-- Start Input rows --

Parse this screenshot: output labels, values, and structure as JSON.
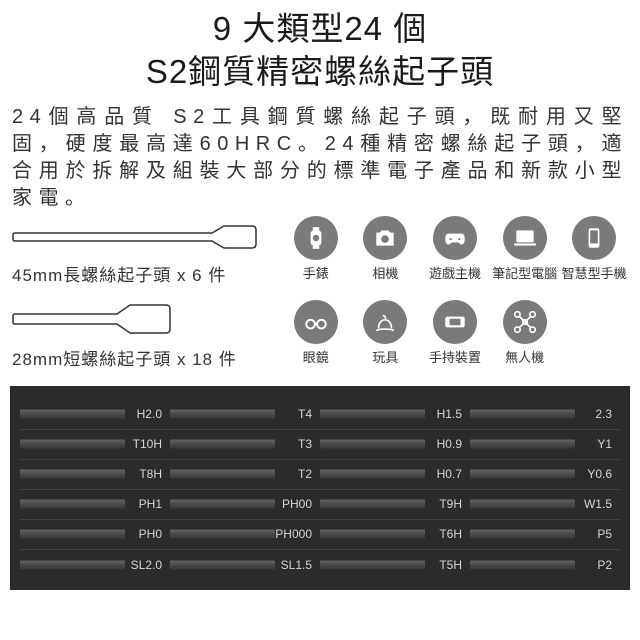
{
  "title_line1": "9 大類型24 個",
  "title_line2": "S2鋼質精密螺絲起子頭",
  "description": "24個高品質 S2工具鋼質螺絲起子頭，既耐用又堅固，硬度最高達60HRC。24種精密螺絲起子頭，適合用於拆解及組裝大部分的標準電子產品和新款小型家電。",
  "bit_long_label": "45mm長螺絲起子頭 x 6 件",
  "bit_short_label": "28mm短螺絲起子頭 x 18 件",
  "icons": [
    {
      "label": "手錶",
      "name": "watch"
    },
    {
      "label": "相機",
      "name": "camera"
    },
    {
      "label": "遊戲主機",
      "name": "game"
    },
    {
      "label": "筆記型電腦",
      "name": "laptop"
    },
    {
      "label": "智慧型手機",
      "name": "phone"
    },
    {
      "label": "眼鏡",
      "name": "glasses"
    },
    {
      "label": "玩具",
      "name": "toy"
    },
    {
      "label": "手持裝置",
      "name": "handheld"
    },
    {
      "label": "無人機",
      "name": "drone"
    }
  ],
  "bits": [
    [
      "H2.0",
      "T4",
      "H1.5",
      "2.3"
    ],
    [
      "T10H",
      "T3",
      "H0.9",
      "Y1"
    ],
    [
      "T8H",
      "T2",
      "H0.7",
      "Y0.6"
    ],
    [
      "PH1",
      "PH00",
      "T9H",
      "W1.5"
    ],
    [
      "PH0",
      "PH000",
      "T6H",
      "P5"
    ],
    [
      "SL2.0",
      "SL1.5",
      "T5H",
      "P2"
    ]
  ],
  "colors": {
    "icon_bg": "#7a7a7a",
    "panel_bg": "#2b2b2b",
    "bit_text": "#d6d6d6"
  }
}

-- End Input rows --

▶ **Aim of the task**
Sift through the entries and copy every line with "name".

▶ **Finished task**
      "name": "watch"
      "name": "camera"
      "name": "game"
      "name": "laptop"
      "name": "phone"
      "name": "glasses"
      "name": "toy"
      "name": "handheld"
      "name": "drone"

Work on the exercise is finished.